### Dataset content
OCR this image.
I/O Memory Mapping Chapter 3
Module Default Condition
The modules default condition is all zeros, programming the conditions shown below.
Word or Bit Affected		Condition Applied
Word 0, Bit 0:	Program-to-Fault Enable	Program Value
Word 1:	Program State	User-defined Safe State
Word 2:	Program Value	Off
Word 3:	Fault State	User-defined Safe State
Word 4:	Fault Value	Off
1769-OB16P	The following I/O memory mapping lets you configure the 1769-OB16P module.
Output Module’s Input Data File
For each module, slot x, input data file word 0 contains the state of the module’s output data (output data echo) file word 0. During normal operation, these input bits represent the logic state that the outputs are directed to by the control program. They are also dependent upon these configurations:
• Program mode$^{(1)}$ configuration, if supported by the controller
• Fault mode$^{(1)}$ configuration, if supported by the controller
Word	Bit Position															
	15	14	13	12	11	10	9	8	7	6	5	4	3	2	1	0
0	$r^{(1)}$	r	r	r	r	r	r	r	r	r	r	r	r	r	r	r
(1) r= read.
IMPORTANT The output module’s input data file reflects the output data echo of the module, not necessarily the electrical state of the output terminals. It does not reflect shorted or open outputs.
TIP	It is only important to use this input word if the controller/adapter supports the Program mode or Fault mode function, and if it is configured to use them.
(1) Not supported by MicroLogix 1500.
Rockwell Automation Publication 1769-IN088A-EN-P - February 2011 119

### Task objective
Using the listing above, say how many of its lines contain the string "Value", giving nothing but the figure.

### Answer in full
3